#### Exercise materials

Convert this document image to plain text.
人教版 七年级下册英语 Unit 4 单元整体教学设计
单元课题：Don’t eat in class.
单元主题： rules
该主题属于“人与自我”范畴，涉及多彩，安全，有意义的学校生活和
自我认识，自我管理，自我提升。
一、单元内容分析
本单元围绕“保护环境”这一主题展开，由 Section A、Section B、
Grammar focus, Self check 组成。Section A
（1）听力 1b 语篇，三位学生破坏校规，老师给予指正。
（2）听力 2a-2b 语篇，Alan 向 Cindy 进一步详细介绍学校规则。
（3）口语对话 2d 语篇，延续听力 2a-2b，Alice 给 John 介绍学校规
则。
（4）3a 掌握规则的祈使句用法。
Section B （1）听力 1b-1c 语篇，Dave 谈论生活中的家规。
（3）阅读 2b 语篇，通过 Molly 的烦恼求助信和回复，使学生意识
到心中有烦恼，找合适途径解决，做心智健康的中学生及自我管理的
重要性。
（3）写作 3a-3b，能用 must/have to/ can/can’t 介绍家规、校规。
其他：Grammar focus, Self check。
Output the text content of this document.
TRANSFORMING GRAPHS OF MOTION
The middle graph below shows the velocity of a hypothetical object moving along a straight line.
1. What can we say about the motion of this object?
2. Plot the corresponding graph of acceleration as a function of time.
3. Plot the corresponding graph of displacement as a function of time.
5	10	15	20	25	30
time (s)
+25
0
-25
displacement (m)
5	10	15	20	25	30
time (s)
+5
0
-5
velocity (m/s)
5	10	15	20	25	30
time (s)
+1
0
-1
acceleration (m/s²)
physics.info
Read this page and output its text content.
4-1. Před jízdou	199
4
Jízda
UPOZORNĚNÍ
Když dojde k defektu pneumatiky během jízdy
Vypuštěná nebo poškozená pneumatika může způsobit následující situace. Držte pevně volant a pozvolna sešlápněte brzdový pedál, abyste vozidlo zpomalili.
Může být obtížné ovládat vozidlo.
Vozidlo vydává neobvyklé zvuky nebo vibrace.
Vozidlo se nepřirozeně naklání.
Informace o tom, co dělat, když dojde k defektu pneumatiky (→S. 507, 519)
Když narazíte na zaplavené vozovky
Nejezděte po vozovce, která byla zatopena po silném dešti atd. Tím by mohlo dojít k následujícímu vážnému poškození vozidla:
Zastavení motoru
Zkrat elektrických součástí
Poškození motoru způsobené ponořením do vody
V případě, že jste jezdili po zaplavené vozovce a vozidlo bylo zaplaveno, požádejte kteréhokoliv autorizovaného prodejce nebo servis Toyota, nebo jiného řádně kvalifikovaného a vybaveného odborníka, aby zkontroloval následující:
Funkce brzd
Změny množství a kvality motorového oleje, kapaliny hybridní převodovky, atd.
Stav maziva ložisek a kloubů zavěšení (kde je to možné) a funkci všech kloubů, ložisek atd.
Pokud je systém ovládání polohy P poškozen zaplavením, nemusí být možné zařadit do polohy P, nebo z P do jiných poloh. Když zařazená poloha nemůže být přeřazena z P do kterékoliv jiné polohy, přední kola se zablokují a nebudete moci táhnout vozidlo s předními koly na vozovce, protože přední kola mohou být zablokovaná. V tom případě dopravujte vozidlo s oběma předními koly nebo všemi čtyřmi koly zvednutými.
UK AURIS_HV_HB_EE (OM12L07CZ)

########

_Exercise directions_
Return a copy of every line that includes the word "vozovce".

_Solution for this problem_
Nejezděte po vozovce, která byla zatopena po silném dešti atd. Tím by mohlo dojít k následujícímu vážnému poškození vozidla:
V případě, že jste jezdili po zaplavené vozovce a vozidlo bylo zaplaveno, požádejte kteréhokoliv autorizovaného prodejce nebo servis Toyota, nebo jiného řádně kvalifikovaného a vybaveného odborníka, aby zkontroloval následující:
Pokud je systém ovládání polohy P poškozen zaplavením, nemusí být možné zařadit do polohy P, nebo z P do jiných poloh. Když zařazená poloha nemůže být přeřazena z P do kterékoliv jiné polohy, přední kola se zablokují a nebudete moci táhnout vozidlo s předními koly na vozovce, protože přední kola mohou být zablokovaná. V tom případě dopravujte vozidlo s oběma předními koly nebo všemi čtyřmi koly zvednutými.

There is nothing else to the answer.